==== MATERIAL FOR THIS EXERCISE ====
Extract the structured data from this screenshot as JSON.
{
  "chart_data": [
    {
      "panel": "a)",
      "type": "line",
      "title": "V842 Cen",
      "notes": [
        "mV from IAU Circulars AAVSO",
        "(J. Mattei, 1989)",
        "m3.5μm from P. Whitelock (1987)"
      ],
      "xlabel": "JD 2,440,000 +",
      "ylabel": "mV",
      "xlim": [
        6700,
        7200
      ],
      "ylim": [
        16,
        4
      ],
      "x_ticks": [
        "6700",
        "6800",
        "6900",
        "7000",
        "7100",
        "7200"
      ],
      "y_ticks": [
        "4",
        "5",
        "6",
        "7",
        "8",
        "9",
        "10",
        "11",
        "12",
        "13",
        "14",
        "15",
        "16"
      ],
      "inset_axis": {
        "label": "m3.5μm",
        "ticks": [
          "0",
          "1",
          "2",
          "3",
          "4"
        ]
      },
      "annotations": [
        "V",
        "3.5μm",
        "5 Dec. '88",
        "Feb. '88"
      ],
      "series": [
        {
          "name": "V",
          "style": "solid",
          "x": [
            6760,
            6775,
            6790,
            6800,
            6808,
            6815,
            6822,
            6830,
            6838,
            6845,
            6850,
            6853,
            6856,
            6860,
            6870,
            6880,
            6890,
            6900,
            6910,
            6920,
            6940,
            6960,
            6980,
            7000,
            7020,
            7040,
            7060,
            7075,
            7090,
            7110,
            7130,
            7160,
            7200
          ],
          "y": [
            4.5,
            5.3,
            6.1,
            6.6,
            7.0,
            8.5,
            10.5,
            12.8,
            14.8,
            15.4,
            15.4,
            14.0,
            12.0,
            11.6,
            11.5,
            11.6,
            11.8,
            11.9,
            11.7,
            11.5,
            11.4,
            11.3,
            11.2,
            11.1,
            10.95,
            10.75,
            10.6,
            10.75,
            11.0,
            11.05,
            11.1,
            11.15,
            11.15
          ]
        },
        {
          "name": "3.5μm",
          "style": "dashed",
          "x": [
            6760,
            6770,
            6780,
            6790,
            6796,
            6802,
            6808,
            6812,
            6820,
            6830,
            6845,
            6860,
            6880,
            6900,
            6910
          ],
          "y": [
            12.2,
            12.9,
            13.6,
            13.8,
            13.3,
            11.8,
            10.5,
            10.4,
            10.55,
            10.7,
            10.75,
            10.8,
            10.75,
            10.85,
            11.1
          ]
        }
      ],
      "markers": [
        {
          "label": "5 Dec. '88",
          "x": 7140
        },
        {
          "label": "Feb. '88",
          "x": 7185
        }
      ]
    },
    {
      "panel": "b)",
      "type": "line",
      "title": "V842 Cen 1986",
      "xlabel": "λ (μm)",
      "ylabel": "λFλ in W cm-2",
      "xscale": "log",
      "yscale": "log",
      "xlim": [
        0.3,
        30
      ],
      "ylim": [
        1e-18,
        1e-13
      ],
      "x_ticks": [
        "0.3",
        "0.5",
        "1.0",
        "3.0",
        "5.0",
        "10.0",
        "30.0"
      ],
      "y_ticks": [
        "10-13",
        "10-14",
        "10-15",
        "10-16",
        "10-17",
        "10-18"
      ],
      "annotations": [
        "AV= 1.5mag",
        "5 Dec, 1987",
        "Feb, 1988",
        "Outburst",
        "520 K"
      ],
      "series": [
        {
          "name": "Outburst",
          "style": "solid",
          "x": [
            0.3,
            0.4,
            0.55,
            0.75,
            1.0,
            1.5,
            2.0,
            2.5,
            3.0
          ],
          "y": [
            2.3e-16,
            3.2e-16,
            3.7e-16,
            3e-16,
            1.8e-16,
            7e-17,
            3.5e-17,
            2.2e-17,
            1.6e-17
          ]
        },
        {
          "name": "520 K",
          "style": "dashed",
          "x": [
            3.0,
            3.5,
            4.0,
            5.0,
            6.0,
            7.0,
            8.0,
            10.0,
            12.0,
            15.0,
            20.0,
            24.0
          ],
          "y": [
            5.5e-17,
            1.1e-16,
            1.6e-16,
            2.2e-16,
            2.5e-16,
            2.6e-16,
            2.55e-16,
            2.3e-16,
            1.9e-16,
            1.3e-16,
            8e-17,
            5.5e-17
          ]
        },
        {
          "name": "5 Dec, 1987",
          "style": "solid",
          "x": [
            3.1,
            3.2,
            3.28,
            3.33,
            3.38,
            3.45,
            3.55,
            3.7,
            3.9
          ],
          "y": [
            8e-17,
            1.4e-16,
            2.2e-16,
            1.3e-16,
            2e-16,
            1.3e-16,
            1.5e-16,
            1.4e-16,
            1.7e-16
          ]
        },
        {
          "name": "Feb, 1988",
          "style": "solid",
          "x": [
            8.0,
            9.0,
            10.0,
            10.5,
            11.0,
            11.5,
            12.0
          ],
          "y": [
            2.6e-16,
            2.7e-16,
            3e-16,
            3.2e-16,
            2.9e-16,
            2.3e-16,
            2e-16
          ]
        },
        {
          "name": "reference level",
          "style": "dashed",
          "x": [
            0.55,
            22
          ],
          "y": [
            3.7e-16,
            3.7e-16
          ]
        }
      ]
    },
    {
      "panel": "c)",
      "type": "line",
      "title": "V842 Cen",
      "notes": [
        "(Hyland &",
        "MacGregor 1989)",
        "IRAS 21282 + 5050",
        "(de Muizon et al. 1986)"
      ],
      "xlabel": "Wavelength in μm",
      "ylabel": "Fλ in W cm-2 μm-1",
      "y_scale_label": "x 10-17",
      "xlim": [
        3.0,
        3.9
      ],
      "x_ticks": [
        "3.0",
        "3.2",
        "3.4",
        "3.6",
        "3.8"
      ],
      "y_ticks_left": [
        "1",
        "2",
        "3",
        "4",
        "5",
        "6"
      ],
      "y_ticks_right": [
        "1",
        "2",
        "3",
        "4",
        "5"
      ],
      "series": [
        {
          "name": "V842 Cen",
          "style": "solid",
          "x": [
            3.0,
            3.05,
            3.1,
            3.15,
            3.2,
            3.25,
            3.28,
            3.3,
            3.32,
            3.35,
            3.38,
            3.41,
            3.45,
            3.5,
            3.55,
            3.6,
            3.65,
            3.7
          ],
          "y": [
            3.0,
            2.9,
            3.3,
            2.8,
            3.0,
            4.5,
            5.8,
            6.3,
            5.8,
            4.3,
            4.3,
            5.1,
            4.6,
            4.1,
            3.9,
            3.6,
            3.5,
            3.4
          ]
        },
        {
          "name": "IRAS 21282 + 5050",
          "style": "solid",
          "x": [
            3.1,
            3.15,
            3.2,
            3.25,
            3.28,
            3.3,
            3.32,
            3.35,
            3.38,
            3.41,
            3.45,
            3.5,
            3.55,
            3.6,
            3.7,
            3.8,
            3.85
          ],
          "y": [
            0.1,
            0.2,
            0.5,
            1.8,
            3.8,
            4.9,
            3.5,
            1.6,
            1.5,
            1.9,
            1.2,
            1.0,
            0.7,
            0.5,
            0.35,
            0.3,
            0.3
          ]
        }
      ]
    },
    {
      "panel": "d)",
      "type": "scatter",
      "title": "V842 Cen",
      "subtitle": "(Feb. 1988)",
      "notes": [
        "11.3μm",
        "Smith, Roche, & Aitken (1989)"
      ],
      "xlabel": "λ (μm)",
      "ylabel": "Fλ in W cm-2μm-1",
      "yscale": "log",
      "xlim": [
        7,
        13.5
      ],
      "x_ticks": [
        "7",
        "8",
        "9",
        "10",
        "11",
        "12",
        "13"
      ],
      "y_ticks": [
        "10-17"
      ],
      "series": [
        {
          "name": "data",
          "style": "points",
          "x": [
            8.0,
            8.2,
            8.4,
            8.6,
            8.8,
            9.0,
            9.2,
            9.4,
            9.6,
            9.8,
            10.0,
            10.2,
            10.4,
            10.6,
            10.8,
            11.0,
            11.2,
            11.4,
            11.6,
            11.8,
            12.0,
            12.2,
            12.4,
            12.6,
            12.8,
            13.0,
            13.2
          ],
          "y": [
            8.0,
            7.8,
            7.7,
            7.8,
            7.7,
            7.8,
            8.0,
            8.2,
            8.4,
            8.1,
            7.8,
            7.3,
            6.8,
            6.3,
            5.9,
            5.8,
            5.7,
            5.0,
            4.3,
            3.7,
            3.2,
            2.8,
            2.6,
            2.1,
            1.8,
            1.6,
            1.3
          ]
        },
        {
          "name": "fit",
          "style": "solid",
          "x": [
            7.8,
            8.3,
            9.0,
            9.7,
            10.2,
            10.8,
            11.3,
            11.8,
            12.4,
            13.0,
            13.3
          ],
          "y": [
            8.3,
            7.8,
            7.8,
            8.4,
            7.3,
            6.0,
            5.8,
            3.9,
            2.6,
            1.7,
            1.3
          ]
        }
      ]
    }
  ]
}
====
• [WHAT IS BEING ASKED]
In the entries above, find each line with the string "from" and copy it.

• [IN RESPONSE]
Extract the structured data from this screenshot as JSON.
        "mV from IAU Circulars AAVSO",
        "m3.5μm from P. Whitelock (1987)"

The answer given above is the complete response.